## Exercise prompt
Report how many lines hold the word "text"; answer with the number alone.

* begin *

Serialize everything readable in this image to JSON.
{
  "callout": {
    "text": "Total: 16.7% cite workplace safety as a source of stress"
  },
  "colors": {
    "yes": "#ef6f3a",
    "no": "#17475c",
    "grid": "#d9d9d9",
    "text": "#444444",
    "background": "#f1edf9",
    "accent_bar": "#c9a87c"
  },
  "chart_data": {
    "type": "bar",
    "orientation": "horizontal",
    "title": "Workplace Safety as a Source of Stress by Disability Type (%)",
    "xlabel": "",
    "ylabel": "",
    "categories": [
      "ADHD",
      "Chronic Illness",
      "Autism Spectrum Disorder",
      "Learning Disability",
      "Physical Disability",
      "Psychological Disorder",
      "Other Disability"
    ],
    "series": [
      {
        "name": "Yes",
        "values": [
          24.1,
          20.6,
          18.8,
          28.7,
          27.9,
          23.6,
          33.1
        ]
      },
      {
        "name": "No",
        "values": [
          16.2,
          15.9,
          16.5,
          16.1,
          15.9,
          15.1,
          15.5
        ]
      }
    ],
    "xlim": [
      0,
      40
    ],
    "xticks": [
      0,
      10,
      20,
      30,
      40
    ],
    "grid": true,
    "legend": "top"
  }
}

* end *
* begin *

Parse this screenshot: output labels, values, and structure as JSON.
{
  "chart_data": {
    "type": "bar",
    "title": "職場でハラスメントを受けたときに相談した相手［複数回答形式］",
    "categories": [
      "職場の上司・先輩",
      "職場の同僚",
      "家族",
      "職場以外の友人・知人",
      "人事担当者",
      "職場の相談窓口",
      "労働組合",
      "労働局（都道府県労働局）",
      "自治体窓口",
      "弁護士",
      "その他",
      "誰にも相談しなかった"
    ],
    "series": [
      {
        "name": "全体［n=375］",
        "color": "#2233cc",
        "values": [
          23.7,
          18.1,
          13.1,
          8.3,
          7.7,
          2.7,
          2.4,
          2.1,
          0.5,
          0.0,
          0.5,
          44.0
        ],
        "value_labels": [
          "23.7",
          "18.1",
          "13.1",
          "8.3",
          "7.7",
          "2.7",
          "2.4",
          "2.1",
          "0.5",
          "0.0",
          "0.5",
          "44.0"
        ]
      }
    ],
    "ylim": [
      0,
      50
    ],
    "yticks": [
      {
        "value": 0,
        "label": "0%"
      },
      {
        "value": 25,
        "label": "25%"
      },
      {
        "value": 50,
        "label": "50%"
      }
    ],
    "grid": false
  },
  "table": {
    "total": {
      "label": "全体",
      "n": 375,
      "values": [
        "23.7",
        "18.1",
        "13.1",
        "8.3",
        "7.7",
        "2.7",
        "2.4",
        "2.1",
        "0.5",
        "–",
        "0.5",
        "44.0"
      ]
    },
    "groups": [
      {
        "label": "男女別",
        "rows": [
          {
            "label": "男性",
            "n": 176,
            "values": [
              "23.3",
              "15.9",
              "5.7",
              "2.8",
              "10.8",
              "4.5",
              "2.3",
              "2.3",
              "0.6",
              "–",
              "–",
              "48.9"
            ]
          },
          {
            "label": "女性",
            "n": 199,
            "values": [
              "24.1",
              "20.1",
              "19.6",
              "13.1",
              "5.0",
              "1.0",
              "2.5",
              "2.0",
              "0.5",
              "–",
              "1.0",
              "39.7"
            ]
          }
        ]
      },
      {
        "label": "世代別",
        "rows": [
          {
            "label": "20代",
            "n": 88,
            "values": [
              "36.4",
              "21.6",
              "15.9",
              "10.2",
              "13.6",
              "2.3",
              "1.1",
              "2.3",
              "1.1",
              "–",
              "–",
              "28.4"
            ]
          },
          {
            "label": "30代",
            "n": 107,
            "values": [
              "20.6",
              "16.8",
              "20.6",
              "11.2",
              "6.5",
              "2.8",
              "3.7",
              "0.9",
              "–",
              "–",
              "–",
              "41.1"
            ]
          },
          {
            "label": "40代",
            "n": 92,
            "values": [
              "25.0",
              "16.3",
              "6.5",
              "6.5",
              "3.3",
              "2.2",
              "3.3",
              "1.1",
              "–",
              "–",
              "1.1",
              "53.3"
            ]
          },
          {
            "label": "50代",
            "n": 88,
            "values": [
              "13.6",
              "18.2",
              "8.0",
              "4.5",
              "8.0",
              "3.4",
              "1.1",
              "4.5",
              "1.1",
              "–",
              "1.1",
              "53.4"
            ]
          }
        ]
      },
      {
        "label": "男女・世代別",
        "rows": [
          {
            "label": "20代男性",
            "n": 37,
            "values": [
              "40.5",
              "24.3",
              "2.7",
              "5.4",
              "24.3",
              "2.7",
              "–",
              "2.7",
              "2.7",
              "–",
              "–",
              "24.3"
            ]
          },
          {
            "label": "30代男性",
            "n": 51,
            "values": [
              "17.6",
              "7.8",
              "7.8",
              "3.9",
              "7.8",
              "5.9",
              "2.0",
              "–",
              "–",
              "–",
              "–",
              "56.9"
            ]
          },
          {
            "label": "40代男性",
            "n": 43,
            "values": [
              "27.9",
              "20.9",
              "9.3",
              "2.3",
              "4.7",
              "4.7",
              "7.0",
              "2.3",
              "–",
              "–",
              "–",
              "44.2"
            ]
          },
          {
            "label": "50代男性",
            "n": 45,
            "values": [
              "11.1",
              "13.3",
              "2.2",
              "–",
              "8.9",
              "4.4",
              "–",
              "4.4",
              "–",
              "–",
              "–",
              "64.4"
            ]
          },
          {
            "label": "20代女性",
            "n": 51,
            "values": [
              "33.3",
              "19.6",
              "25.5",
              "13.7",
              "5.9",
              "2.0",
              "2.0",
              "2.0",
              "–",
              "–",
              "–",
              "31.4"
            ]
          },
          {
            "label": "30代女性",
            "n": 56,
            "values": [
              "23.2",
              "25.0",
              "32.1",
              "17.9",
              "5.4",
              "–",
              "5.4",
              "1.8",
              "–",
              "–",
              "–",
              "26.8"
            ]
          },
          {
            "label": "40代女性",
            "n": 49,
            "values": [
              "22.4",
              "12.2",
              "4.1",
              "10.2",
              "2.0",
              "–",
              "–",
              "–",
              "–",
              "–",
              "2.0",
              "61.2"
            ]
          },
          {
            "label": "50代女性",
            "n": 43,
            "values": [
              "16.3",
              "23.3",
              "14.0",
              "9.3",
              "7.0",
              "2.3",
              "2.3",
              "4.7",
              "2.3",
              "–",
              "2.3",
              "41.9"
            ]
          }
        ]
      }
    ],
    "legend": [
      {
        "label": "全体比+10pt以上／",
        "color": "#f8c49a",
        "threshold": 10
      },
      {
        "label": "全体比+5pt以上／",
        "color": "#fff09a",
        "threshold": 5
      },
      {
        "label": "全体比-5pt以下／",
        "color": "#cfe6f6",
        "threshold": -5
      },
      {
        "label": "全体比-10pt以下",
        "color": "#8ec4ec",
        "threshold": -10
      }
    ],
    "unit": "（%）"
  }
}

* end *

## Solved exercise
2